GIVEN PROBLEM 1 | Turn everything in the rows from the line that contains "step-badge [12,158,73,238]" down to the line that contains "cause-box [442,389,699,455]", both included, into a numbered list, leaving out any blank lines.

══ EXTRACTED TEXT

Franjo Gregurić (; born 12 October 1939) is a Croatian politician who served as Prime Minister of Croatia from July 1991 to September 1992 leading a national unity government at the beginning of the Croatian War of Independence.

Gregurić was born in the Zagorje village of Lobor. He attended the Technical highschool in Zagreb, and then the Technical Faculty of the University of Zagreb.  His work experience included the chemical factories "Radonja" in Sisak, and "Chromos" in Zagreb, where he advanced to the positions of a technical director. He then became a high-ranking official of "Astra", a large state-owned company from Zagreb that exported to the Soviet Union, and Gregurić worked in Moscow for some time.

In the first democratic elections of 1990, Franjo Gregurić entered politics as a member of the Croatian Democratic Union. In the second Croatian government in 1990 he was a deputy prime minister.  On 17 July 1991, he was appointed to the post of prime minister by President Franjo Tuđman.

When he took his post, Croatia was in very difficult situation - its independence, declared on 25 June 1991, was not recognised by the international community and Croatia, unlike Slovenia, lacked proper military infrastructure to resist Krajina rebels backed by Yugoslav People's Army. Only few weeks later, following couple of disastrous setbacks for nascent and inexperienced Croatian military, his cabinet was reshuffled by introducing of members of other political parties represented in Croatian Parliament (with exception of Croatian Party of Rights).

This cabinet, later dubbed as "Government of National Unity", was in charge when major combat operations in Croatia ceased on 3 January 1992, following UN-sponsored armistice. On 15 January 1992 Croatian independence was recognised by major European countries.

This is hailed as the greatest achievement of Gregurić's cabinet, while Gregurić himself enjoyed favourable reputation because of his mild manners and managerial skills. His cabinet was often taken as a great example of national unity under difficult situation.

════

GIVEN PROBLEM 2 |
Answer these questions from the passage on Franjo Gregurić:
(a) In which village was Gregurić born?
(b) On what date was he appointed prime minister?
(c) On what date did major European countries recognize Croatian independence?

══ STORED DATA

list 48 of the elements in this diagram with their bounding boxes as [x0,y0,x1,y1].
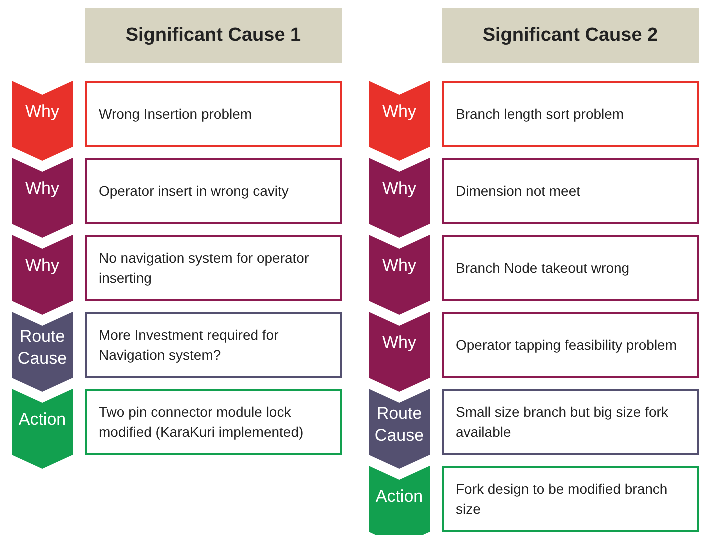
step-badge [12,158,73,238]
column-header [85,8,342,63]
step-label: Why [382,178,418,200]
step-label: Action [18,409,68,431]
column-header [442,8,699,63]
step-badge [12,81,73,161]
cause-text: Wrong Insertion problem [99,105,252,124]
step-badge [369,158,430,238]
cause-text: More Investment required for Navigation system? [99,326,280,365]
cause-box [442,235,699,301]
header-text: Significant Cause 1 [126,24,302,46]
cause-box [85,81,342,147]
step-badge [12,312,73,392]
cause-text: Dimension not meet [456,182,581,201]
step-label: Route Cause [374,403,426,447]
step-badge [369,235,430,315]
step-label: Why [24,101,60,123]
cause-box [442,81,699,147]
cause-box [442,312,699,378]
step-badge [369,466,430,535]
step-badge [12,235,73,315]
cause-box [85,312,342,378]
step-label: Why [382,332,418,354]
cause-box [85,235,342,301]
step-badge [369,312,430,392]
cause-text: Fork design to be modified branch size [456,480,669,519]
header-text: Significant Cause 2 [482,24,658,46]
step-label: Why [382,101,418,123]
step-label: Why [24,255,60,277]
cause-text: Branch length sort problem [456,105,624,124]
step-label: Route Cause [16,326,68,370]
cause-text: Operator tapping feasibility problem [456,336,678,355]
step-label: Why [24,178,60,200]
cause-box [442,158,699,224]
cause-text: Small size branch but big size fork available [456,403,670,442]
cause-text: Two pin connector module lock modified (KaraKuri implemented) [99,403,305,442]
step-badge [369,81,430,161]
cause-box [85,389,342,455]
cause-text: No navigation system for operator inserting [99,249,310,288]
cause-text: Operator insert in wrong cavity [99,182,289,201]
cause-box [85,158,342,224]
step-label: Why [382,255,418,277]
step-badge [369,389,430,469]
cause-box [442,466,699,532]
cause-box [442,389,699,455]
cause-text: Branch Node takeout wrong [456,259,630,278]
step-label: Action [374,486,424,508]
step-badge [12,389,73,469]
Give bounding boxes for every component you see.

════

EXERCISE RESULT 1 |
1. step-badge [12,158,73,238]
2. column-header [85,8,342,63]
3. step-label: Why [382,178,418,200]
4. step-label: Action [18,409,68,431]
5. column-header [442,8,699,63]
6. step-badge [12,81,73,161]
7. cause-text: Wrong Insertion problem [99,105,252,124]
8. step-badge [369,158,430,238]
9. cause-text: More Investment required for Navigation system? [99,326,280,365]
10. cause-box [442,235,699,301]
11. header-text: Significant Cause 1 [126,24,302,46]
12. cause-box [85,81,342,147]
13. step-badge [12,312,73,392]
14. cause-text: Dimension not meet [456,182,581,201]
15. step-label: Route Cause [374,403,426,447]
16. step-badge [369,235,430,315]
17. step-label: Why [24,101,60,123]
18. cause-box [442,81,699,147]
19. cause-box [442,312,699,378]
20. step-badge [369,466,430,535]
21. step-badge [12,235,73,315]
22. cause-box [85,312,342,378]
23. step-label: Why [382,332,418,354]
24. cause-box [85,235,342,301]
25. step-badge [369,312,430,392]
26. cause-text: Fork design to be modified branch size [456,480,669,519]
27. header-text: Significant Cause 2 [482,24,658,46]
28. step-label: Why [382,101,418,123]
29. step-label: Why [24,255,60,277]
30. cause-text: Branch length sort problem [456,105,624,124]
31. step-label: Route Cause [16,326,68,370]
32. cause-text: Operator tapping feasibility problem [456,336,678,355]
33. step-label: Why [24,178,60,200]
34. cause-box [442,158,699,224]
35. cause-text: Small size branch but big size fork available [456,403,670,442]
36. cause-text: Two pin connector module lock modified (KaraKuri implemented) [99,403,305,442]
37. step-badge [369,81,430,161]
38. cause-box [85,389,342,455]
39. cause-text: No navigation system for operator inserting [99,249,310,288]
40. cause-text: Operator insert in wrong cavity [99,182,289,201]
41. cause-box [85,158,342,224]
42. step-label: Why [382,255,418,277]
43. step-badge [369,389,430,469]
44. cause-box [442,466,699,532]
45. cause-box [442,389,699,455]

EXERCISE RESULT 2 |
(a) Lobor
(b) 17 July 1991
(c) 15 January 1992